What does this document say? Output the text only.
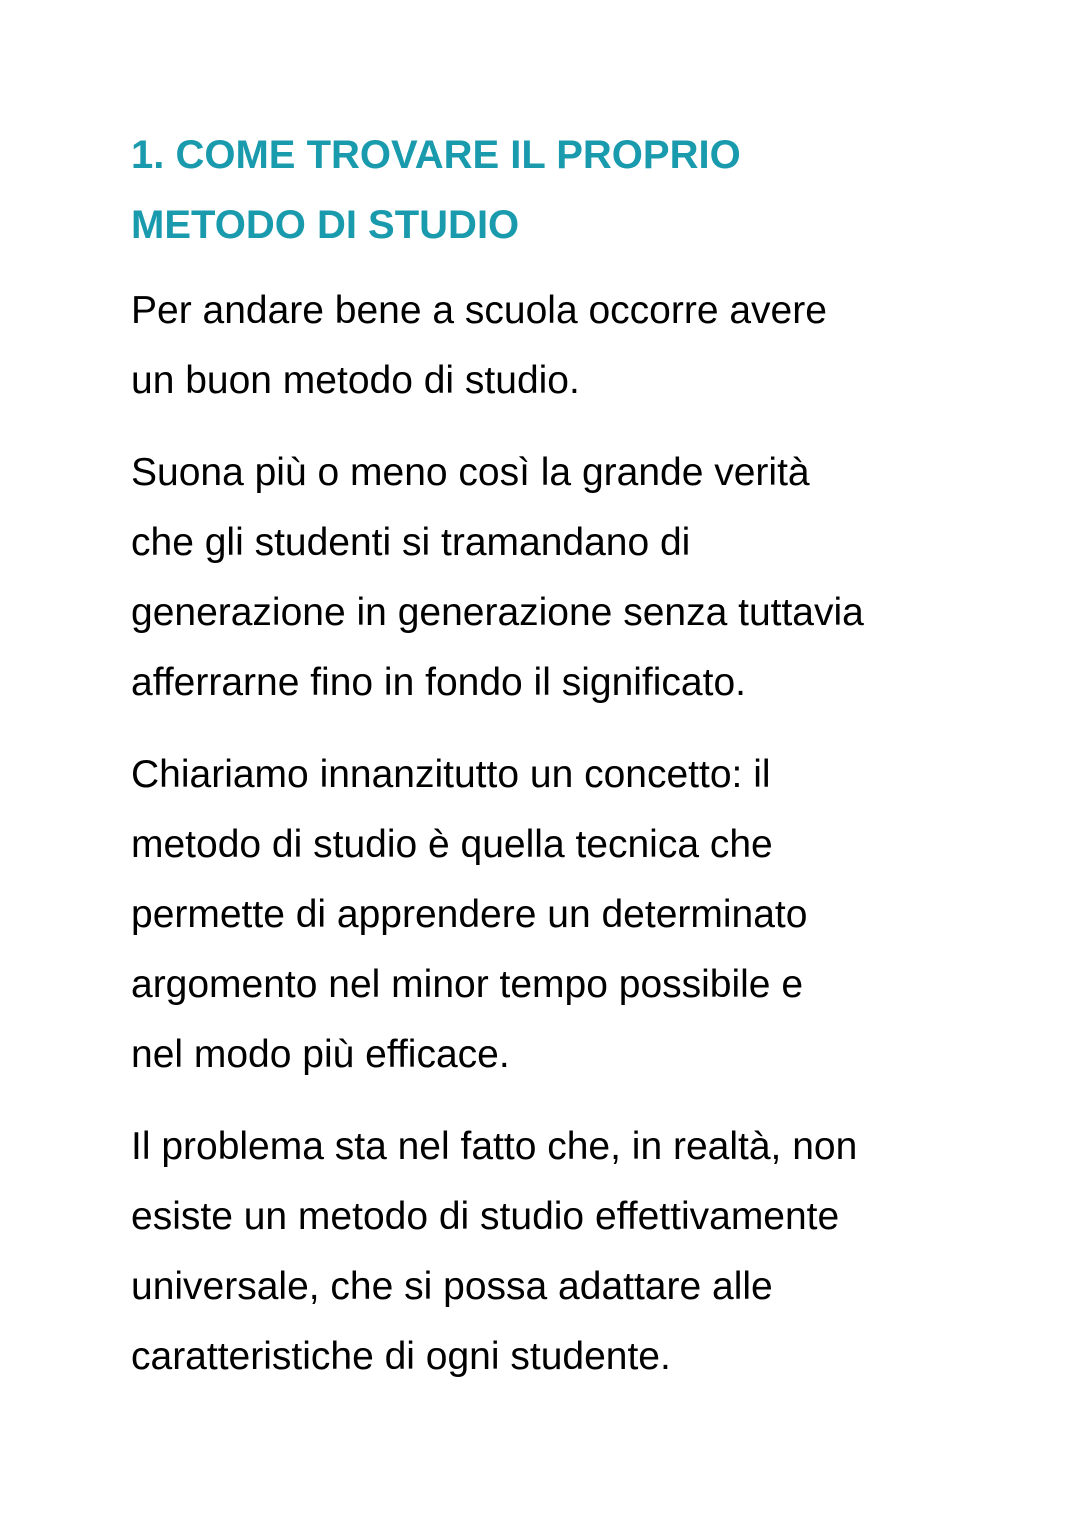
1. COME TROVARE IL PROPRIO
METODO DI STUDIO

Per andare bene a scuola occorre avere
un buon metodo di studio.

Suona più o meno così la grande verità
che gli studenti si tramandano di
generazione in generazione senza tuttavia
afferrarne fino in fondo il significato.

Chiariamo innanzitutto un concetto: il
metodo di studio è quella tecnica che
permette di apprendere un determinato
argomento nel minor tempo possibile e
nel modo più efficace.

Il problema sta nel fatto che, in realtà, non
esiste un metodo di studio effettivamente
universale, che si possa adattare alle
caratteristiche di ogni studente.
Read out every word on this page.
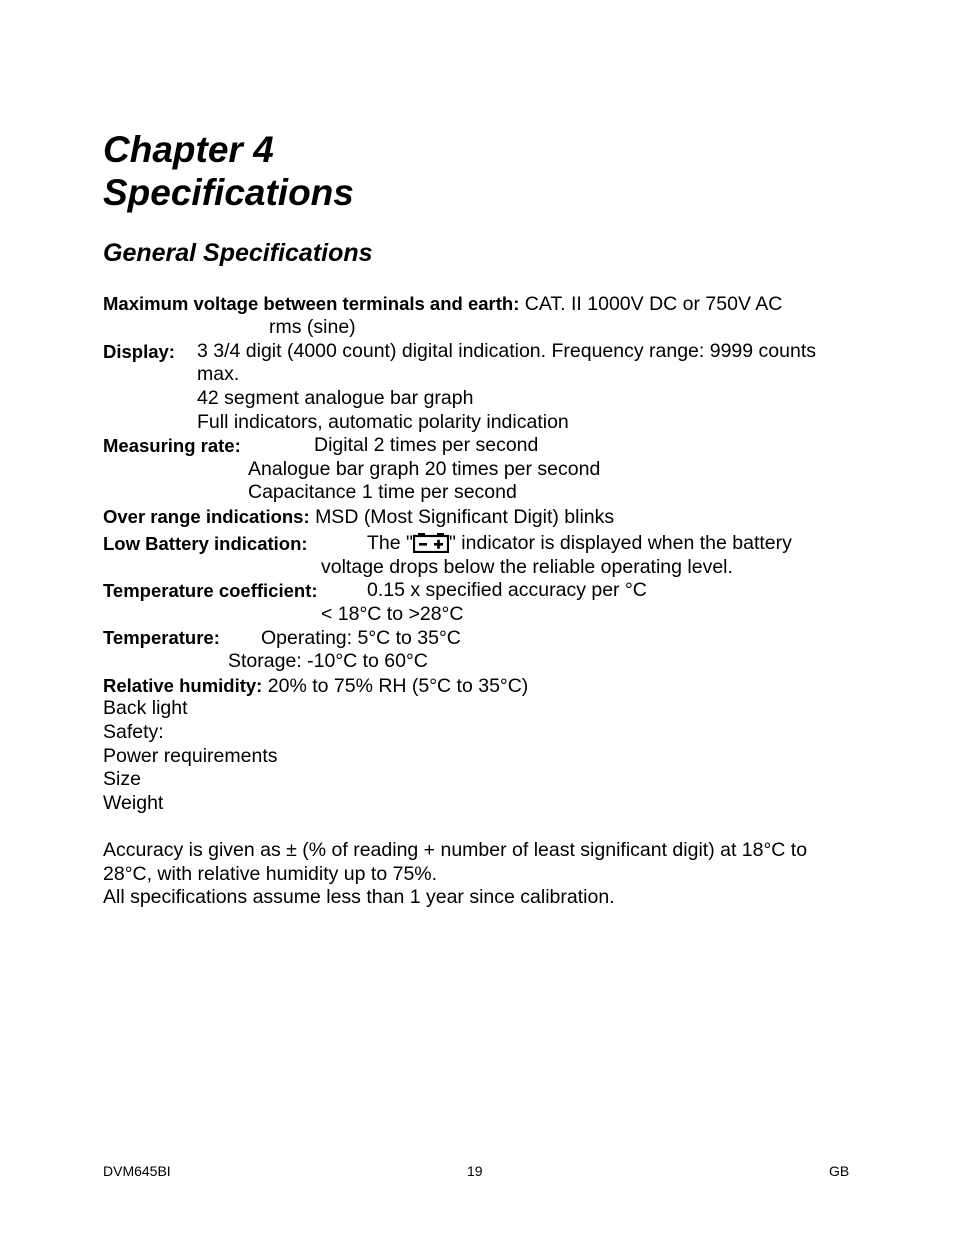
Chapter 4
Specifications
General Specifications
Maximum voltage between terminals and earth: CAT. II 1000V DC or 750V AC
rms (sine)
Display: 3 3/4 digit (4000 count) digital indication. Frequency range: 9999 counts
max.
42 segment analogue bar graph
Full indicators, automatic polarity indication
Measuring rate:	Digital 2 times per second
Analogue bar graph 20 times per second
Capacitance 1 time per second
Over range indications: MSD (Most Significant Digit) blinks
Low Battery indication:	The " " indicator is displayed when the battery
voltage drops below the reliable operating level.
Temperature coefficient:	0.15 x specified accuracy per °C
< 18°C to >28°C
Temperature: Operating: 5°C to 35°C
Storage: -10°C to 60°C
Relative humidity: 20% to 75% RH (5°C to 35°C)
Back light
Safety:
Power requirements
Size
Weight
Accuracy is given as ± (% of reading + number of least significant digit) at 18°C to
28°C, with relative humidity up to 75%.
All specifications assume less than 1 year since calibration.
DVM645BI	19	GB
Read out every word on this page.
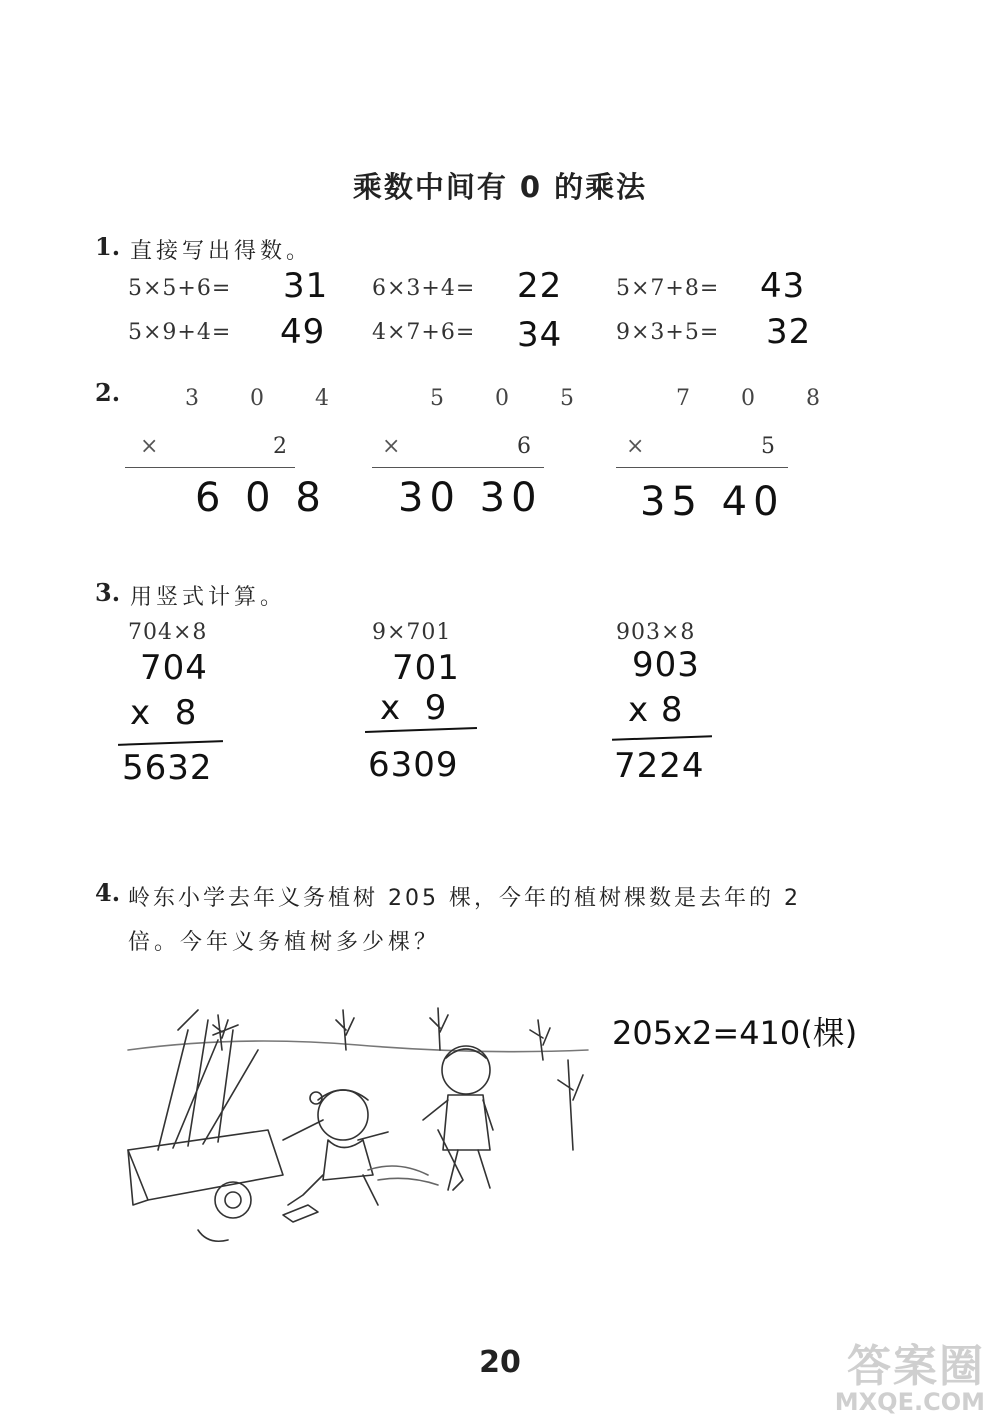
乘数中间有 0 的乘法
1. 直接写出得数。
5×5+6= 31 6×3+4= 22 5×7+8= 43
5×9+4= 49 4×7+6= 34 9×3+5= 32
2.	3 0 4
×	2
6 0 8
5 0 5
×	6
30 30
7 0 8
×	5
35 40
3. 用竖式计算。
704×8
704
x  8
5632
9×701
701
x  9
6309
903×8
903
x 8
7224
4. 岭东小学去年义务植树 205 棵，今年的植树棵数是去年的 2
倍。今年义务植树多少棵？
205x2=410(棵)
20	答案圈
MXQE.COM
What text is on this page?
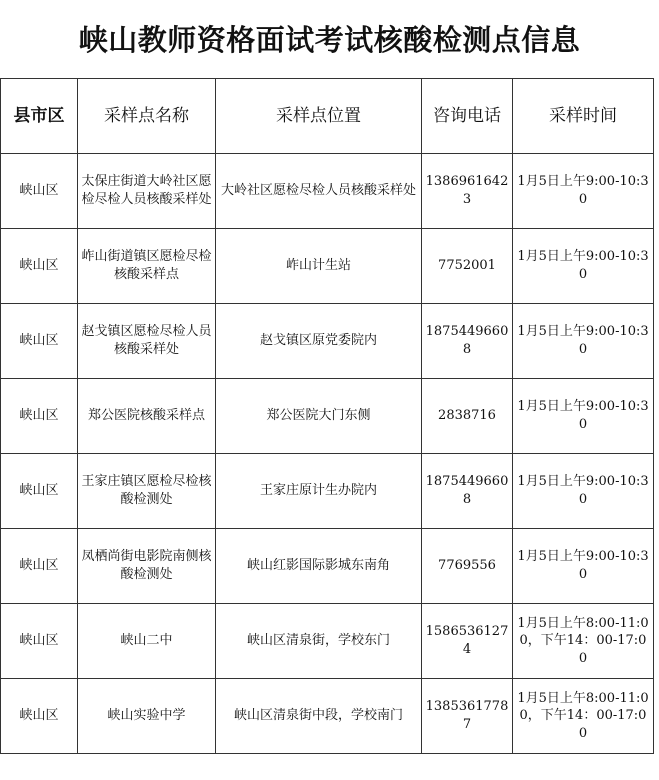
峡山教师资格面试考试核酸检测点信息
县市区	采样点名称	采样点位置	咨询电话	采样时间
峡山区	太保庄街道大岭社区愿检尽检人员核酸采样处	大岭社区愿检尽检人员核酸采样处	13869616423	1月5日上午9:00-10:30
峡山区	岞山街道镇区愿检尽检核酸采样点	岞山计生站	7752001	1月5日上午9:00-10:30
峡山区	赵戈镇区愿检尽检人员核酸采样处	赵戈镇区原党委院内	18754496608	1月5日上午9:00-10:30
峡山区	郑公医院核酸采样点	郑公医院大门东侧	2838716	1月5日上午9:00-10:30
峡山区	王家庄镇区愿检尽检核酸检测处	王家庄原计生办院内	18754496608	1月5日上午9:00-10:30
峡山区	凤栖尚街电影院南侧核酸检测处	峡山红影国际影城东南角	7769556	1月5日上午9:00-10:30
峡山区	峡山二中	峡山区清泉街，学校东门	15865361274	1月5日上午8:00-11:00，下午14：00-17:00
峡山区	峡山实验中学	峡山区清泉街中段，学校南门	13853617787	1月5日上午8:00-11:00，下午14：00-17:00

● Your goal:
Output the entries above exactly. Drop the pictures.

● Result for this exercise:
What does this document say? Output the text only.
1. COME TROVARE IL PROPRIO
METODO DI STUDIO

Per andare bene a scuola occorre avere
un buon metodo di studio.

Suona più o meno così la grande verità
che gli studenti si tramandano di
generazione in generazione senza tuttavia
afferrarne fino in fondo il significato.

Chiariamo innanzitutto un concetto: il
metodo di studio è quella tecnica che
permette di apprendere un determinato
argomento nel minor tempo possibile e
nel modo più efficace.

Il problema sta nel fatto che, in realtà, non
esiste un metodo di studio effettivamente
universale, che si possa adattare alle
caratteristiche di ogni studente.
Read out every word on this page.
Chapter 4
Specifications
General Specifications
Maximum voltage between terminals and earth: CAT. II 1000V DC or 750V AC
rms (sine)
Display: 3 3/4 digit (4000 count) digital indication. Frequency range: 9999 counts
max.
42 segment analogue bar graph
Full indicators, automatic polarity indication
Measuring rate:	Digital 2 times per second
Analogue bar graph 20 times per second
Capacitance 1 time per second
Over range indications: MSD (Most Significant Digit) blinks
Low Battery indication:	The " " indicator is displayed when the battery
voltage drops below the reliable operating level.
Temperature coefficient:	0.15 x specified accuracy per °C
< 18°C to >28°C
Temperature: Operating: 5°C to 35°C
Storage: -10°C to 60°C
Relative humidity: 20% to 75% RH (5°C to 35°C)
Back light
Safety:
Power requirements
Size
Weight
Accuracy is given as ± (% of reading + number of least significant digit) at 18°C to
28°C, with relative humidity up to 75%.
All specifications assume less than 1 year since calibration.
DVM645BI	19	GB
Read out every word on this page.
乘数中间有 0 的乘法
1. 直接写出得数。
5×5+6= 31 6×3+4= 22 5×7+8= 43
5×9+4= 49 4×7+6= 34 9×3+5= 32
2.	3 0 4
×	2
6 0 8
5 0 5
×	6
30 30
7 0 8
×	5
35 40
3. 用竖式计算。
704×8
704
x  8
5632
9×701
701
x  9
6309
903×8
903
x 8
7224
4. 岭东小学去年义务植树 205 棵，今年的植树棵数是去年的 2
倍。今年义务植树多少棵？
205x2=410(棵)
20	答案圈
MXQE.COM
What text is on this page?
峡山教师资格面试考试核酸检测点信息
县市区	采样点名称	采样点位置	咨询电话	采样时间
峡山区	太保庄街道大岭社区愿检尽检人员核酸采样处	大岭社区愿检尽检人员核酸采样处	13869616423	1月5日上午9:00-10:30
峡山区	岞山街道镇区愿检尽检核酸采样点	岞山计生站	7752001	1月5日上午9:00-10:30
峡山区	赵戈镇区愿检尽检人员核酸采样处	赵戈镇区原党委院内	18754496608	1月5日上午9:00-10:30
峡山区	郑公医院核酸采样点	郑公医院大门东侧	2838716	1月5日上午9:00-10:30
峡山区	王家庄镇区愿检尽检核酸检测处	王家庄原计生办院内	18754496608	1月5日上午9:00-10:30
峡山区	凤栖尚街电影院南侧核酸检测处	峡山红影国际影城东南角	7769556	1月5日上午9:00-10:30
峡山区	峡山二中	峡山区清泉街，学校东门	15865361274	1月5日上午8:00-11:00，下午14：00-17:00
峡山区	峡山实验中学	峡山区清泉街中段，学校南门	13853617787	1月5日上午8:00-11:00，下午14：00-17:00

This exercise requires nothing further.